» **Excerpted text**:
··········
[Mono-list] Re: [Mono-devel-list] Technical questions

Jonathan Pryor jonpryor@vt.edu
Tue, 19 Aug 2003 20:58:06 -0400


You should ask this on mono-list, so I'm ccing them, but I believe
mono's virtual method implementation is reminiscent of C++ virtual
function tables.

Each object instance (a subclass of MonoObject; see "object.h") contains
a pointer to a virtual function table.  Strictly speaking, it contains a
pointer to a MonoVTable instance (the MonoObject::vtable field; see
"class.h"), which contains the virtual function table
(MonoVTable::vtable), along with other important information (the
runtime class -- MonoVTable::class; implemented interfaces --
MonoVTable::interface_offsets; etc.).

You might also want to look into how GObject (in glib) is implemented. 
Many mono developers are also Gnome/GTK developers, and they used the
same basic "OO in C" principals when implementing mono.

Each virtual function has a "slot" index associated.  It doesn't matter
how the index is computed, as long as it's unique for a given method
signature.  It must be unique for the signature, so that overriding
methods get the same slot index (allowing the derived-implementation to
be invoked through pointers to the base class).  For example:

	public class System.Object {
		public virtual bool Equals (object other);
		public virtual string ToString ();
		// ...
	}

For the above class, Equals() could have the slot 0 and ToString() could
have the slot 1.

So, when you need to invoke a virtual function, you get the virtual
function table, get the index for the function to call, and invoke it.

	// just to convey the basic idea...
··········
» **Source information**:
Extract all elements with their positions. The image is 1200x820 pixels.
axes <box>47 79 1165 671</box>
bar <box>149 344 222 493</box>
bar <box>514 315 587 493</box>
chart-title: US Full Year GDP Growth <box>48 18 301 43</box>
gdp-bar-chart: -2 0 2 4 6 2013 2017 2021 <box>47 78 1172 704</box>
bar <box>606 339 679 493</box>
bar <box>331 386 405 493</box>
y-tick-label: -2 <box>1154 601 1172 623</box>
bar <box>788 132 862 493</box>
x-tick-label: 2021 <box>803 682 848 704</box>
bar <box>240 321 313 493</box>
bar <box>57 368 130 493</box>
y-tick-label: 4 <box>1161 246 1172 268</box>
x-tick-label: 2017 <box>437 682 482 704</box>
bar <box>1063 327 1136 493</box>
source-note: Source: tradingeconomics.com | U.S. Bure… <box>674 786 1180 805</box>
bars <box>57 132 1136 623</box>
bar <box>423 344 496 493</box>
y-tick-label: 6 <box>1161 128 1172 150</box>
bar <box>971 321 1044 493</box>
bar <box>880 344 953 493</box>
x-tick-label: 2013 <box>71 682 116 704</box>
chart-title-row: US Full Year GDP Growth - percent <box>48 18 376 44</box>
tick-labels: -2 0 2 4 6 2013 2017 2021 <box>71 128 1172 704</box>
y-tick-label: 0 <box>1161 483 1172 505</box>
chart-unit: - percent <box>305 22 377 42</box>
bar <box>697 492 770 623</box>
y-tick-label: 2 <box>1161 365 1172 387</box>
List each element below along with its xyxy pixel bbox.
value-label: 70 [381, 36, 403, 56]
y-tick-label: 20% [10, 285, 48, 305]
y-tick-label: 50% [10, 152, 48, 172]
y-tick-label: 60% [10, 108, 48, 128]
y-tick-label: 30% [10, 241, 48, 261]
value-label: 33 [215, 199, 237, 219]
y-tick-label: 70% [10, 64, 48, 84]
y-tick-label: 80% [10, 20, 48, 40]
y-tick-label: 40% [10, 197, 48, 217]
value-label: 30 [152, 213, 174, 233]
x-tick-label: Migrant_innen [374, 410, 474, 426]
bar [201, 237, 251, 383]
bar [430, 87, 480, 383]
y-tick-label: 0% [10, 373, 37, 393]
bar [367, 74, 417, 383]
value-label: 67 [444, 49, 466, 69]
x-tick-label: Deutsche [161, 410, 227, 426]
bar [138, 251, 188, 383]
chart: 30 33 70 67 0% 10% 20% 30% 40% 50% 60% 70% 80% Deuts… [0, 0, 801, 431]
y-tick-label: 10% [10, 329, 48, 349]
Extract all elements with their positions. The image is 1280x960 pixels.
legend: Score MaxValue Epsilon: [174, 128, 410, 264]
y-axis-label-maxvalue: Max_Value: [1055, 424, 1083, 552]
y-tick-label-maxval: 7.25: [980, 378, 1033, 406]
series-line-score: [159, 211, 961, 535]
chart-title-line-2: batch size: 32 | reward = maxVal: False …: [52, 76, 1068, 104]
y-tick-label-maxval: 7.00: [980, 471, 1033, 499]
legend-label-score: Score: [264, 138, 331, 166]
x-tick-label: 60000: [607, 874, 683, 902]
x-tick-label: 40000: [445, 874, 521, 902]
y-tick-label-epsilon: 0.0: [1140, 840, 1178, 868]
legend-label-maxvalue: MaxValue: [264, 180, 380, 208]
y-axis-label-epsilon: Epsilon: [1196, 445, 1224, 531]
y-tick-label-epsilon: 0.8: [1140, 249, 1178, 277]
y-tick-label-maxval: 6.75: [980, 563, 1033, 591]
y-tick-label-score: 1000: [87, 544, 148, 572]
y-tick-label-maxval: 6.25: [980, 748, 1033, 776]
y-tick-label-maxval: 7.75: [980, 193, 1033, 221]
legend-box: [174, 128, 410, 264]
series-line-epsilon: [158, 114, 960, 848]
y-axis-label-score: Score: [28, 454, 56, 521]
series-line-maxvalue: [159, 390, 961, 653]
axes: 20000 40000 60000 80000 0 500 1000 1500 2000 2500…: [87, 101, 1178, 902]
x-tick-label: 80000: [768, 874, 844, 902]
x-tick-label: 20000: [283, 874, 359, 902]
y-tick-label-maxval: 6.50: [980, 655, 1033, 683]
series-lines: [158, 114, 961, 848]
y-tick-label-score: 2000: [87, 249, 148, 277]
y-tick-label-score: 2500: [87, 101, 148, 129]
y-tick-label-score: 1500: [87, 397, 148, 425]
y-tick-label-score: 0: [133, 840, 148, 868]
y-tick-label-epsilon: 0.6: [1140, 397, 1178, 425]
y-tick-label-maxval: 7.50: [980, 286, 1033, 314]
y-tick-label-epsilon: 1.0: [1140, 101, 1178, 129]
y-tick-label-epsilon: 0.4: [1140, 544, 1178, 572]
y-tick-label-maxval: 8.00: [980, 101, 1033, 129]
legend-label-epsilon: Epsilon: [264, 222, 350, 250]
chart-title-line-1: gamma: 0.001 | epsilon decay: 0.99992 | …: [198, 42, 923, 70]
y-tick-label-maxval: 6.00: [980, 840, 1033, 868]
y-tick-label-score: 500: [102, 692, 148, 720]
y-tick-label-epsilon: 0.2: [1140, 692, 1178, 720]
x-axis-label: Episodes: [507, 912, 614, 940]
··········
» **Assignment**:
Can you quote the entire mailing-list message on Mono's virtual function tables, word for word from its first line to its last?

» **Task solution**:
[Mono-list] Re: [Mono-devel-list] Technical questions

Jonathan Pryor jonpryor@vt.edu
Tue, 19 Aug 2003 20:58:06 -0400


You should ask this on mono-list, so I'm ccing them, but I believe
mono's virtual method implementation is reminiscent of C++ virtual
function tables.

Each object instance (a subclass of MonoObject; see "object.h") contains
a pointer to a virtual function table.  Strictly speaking, it contains a
pointer to a MonoVTable instance (the MonoObject::vtable field; see
"class.h"), which contains the virtual function table
(MonoVTable::vtable), along with other important information (the
runtime class -- MonoVTable::class; implemented interfaces --
MonoVTable::interface_offsets; etc.).

You might also want to look into how GObject (in glib) is implemented. 
Many mono developers are also Gnome/GTK developers, and they used the
same basic "OO in C" principals when implementing mono.

Each virtual function has a "slot" index associated.  It doesn't matter
how the index is computed, as long as it's unique for a given method
signature.  It must be unique for the signature, so that overriding
methods get the same slot index (allowing the derived-implementation to
be invoked through pointers to the base class).  For example:

	public class System.Object {
		public virtual bool Equals (object other);
		public virtual string ToString ();
		// ...
	}

For the above class, Equals() could have the slot 0 and ToString() could
have the slot 1.

So, when you need to invoke a virtual function, you get the virtual
function table, get the index for the function to call, and invoke it.

	// just to convey the basic idea...